- **Written instruction**:
Look for the string "name" in every line, and copy each line that has it.
--- Begin ---
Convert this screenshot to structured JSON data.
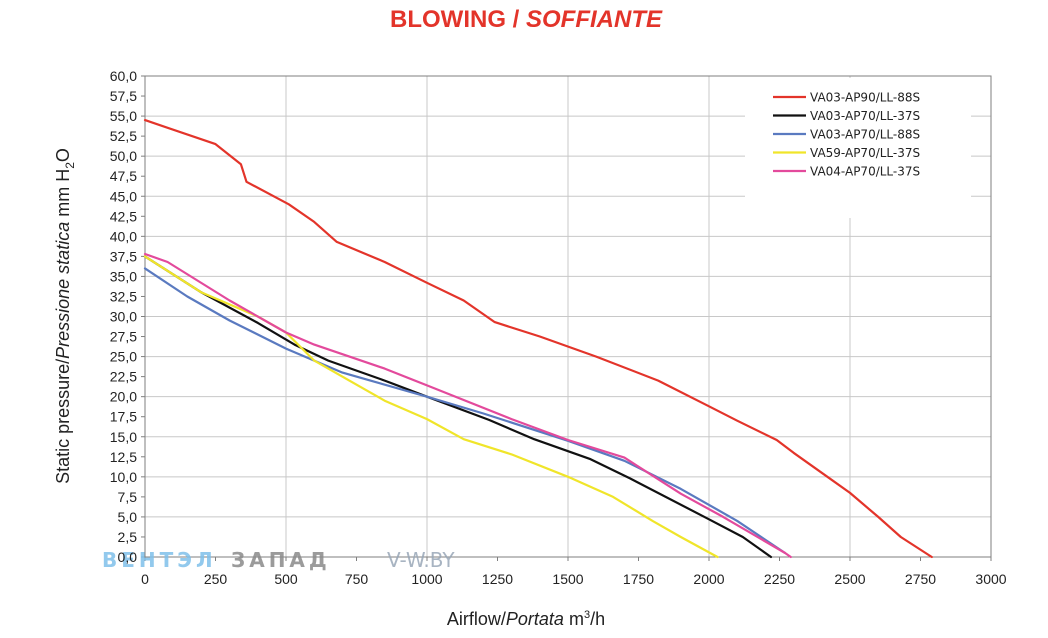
{
  "chart_data": {
    "type": "line",
    "title_main": "BLOWING",
    "title_sep": " / ",
    "title_italic": "SOFFIANTE",
    "xlabel_main": "Airflow",
    "xlabel_sep": "/",
    "xlabel_italic": "Portata",
    "xlabel_unit_pre": "m",
    "xlabel_unit_sup": "3",
    "xlabel_unit_post": "/h",
    "ylabel_main": "Static pressure/",
    "ylabel_italic": "Pressione statica",
    "ylabel_unit_pre": "mm  H",
    "ylabel_unit_sub": "2",
    "ylabel_unit_post": "O",
    "xlim": [
      0,
      3000
    ],
    "ylim": [
      0,
      60
    ],
    "x_ticks": [
      0,
      250,
      500,
      750,
      1000,
      1250,
      1500,
      1750,
      2000,
      2250,
      2500,
      2750,
      3000
    ],
    "x_tick_labels": [
      "0",
      "250",
      "500",
      "750",
      "1000",
      "1250",
      "1500",
      "1750",
      "2000",
      "2250",
      "2500",
      "2750",
      "3000"
    ],
    "y_ticks": [
      0,
      2.5,
      5,
      7.5,
      10,
      12.5,
      15,
      17.5,
      20,
      22.5,
      25,
      27.5,
      30,
      32.5,
      35,
      37.5,
      40,
      42.5,
      45,
      47.5,
      50,
      52.5,
      55,
      57.5,
      60
    ],
    "y_tick_labels": [
      "0,0",
      "2,5",
      "5,0",
      "7,5",
      "10,0",
      "12,5",
      "15,0",
      "17,5",
      "20,0",
      "22,5",
      "25,0",
      "27,5",
      "30,0",
      "32,5",
      "35,0",
      "37,5",
      "40,0",
      "42,5",
      "45,0",
      "47,5",
      "50,0",
      "52,5",
      "55,0",
      "57,5",
      "60,0"
    ],
    "grid": true,
    "legend_position": "top-right",
    "series": [
      {
        "name": "VA03-AP90/LL-88S",
        "color": "#e3342a",
        "x": [
          0,
          250,
          340,
          360,
          510,
          600,
          680,
          850,
          1000,
          1130,
          1240,
          1400,
          1600,
          1820,
          2000,
          2100,
          2240,
          2300,
          2420,
          2500,
          2600,
          2680,
          2790
        ],
        "y": [
          54.5,
          51.5,
          49,
          46.8,
          44,
          41.8,
          39.3,
          36.8,
          34.2,
          32,
          29.3,
          27.5,
          25,
          22,
          18.8,
          17,
          14.6,
          13,
          10,
          8,
          5,
          2.5,
          0
        ]
      },
      {
        "name": "VA03-AP70/LL-37S",
        "color": "#111111",
        "x": [
          0,
          200,
          400,
          530,
          650,
          850,
          1000,
          1220,
          1380,
          1580,
          1720,
          2000,
          2120,
          2220
        ],
        "y": [
          37.5,
          33,
          29.2,
          26.5,
          24.5,
          22,
          20,
          17.1,
          14.7,
          12.2,
          9.8,
          4.7,
          2.5,
          0
        ]
      },
      {
        "name": "VA03-AP70/LL-88S",
        "color": "#5a7ac0",
        "x": [
          0,
          150,
          300,
          500,
          700,
          1000,
          1200,
          1500,
          1700,
          1900,
          2100,
          2270
        ],
        "y": [
          36,
          32.5,
          29.5,
          26,
          23,
          20,
          17.9,
          14.5,
          12,
          8.5,
          4.5,
          0.5
        ]
      },
      {
        "name": "VA59-AP70/LL-37S",
        "color": "#f0e52a",
        "x": [
          0,
          200,
          400,
          500,
          600,
          850,
          1000,
          1130,
          1300,
          1500,
          1660,
          1800,
          1900,
          2030
        ],
        "y": [
          37.5,
          33,
          30,
          28,
          24.5,
          19.5,
          17.2,
          14.7,
          12.8,
          10,
          7.5,
          4.5,
          2.5,
          0
        ]
      },
      {
        "name": "VA04-AP70/LL-37S",
        "color": "#e34a9c",
        "x": [
          0,
          80,
          300,
          500,
          600,
          850,
          1000,
          1300,
          1500,
          1700,
          1900,
          2050,
          2270,
          2290
        ],
        "y": [
          37.8,
          36.8,
          32,
          28,
          26.5,
          23.5,
          21.4,
          17.2,
          14.6,
          12.4,
          7.9,
          5,
          0.5,
          0
        ]
      }
    ]
  },
  "watermark": {
    "part1": "ВЕНТЭЛ",
    "part2": "ЗАПАД",
    "part3": "V-W.BY"
  }
}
--- End ---
- **Final result**:
        "name": "VA03-AP90/LL-88S",
        "name": "VA03-AP70/LL-37S",
        "name": "VA03-AP70/LL-88S",
        "name": "VA59-AP70/LL-37S",
        "name": "VA04-AP70/LL-37S",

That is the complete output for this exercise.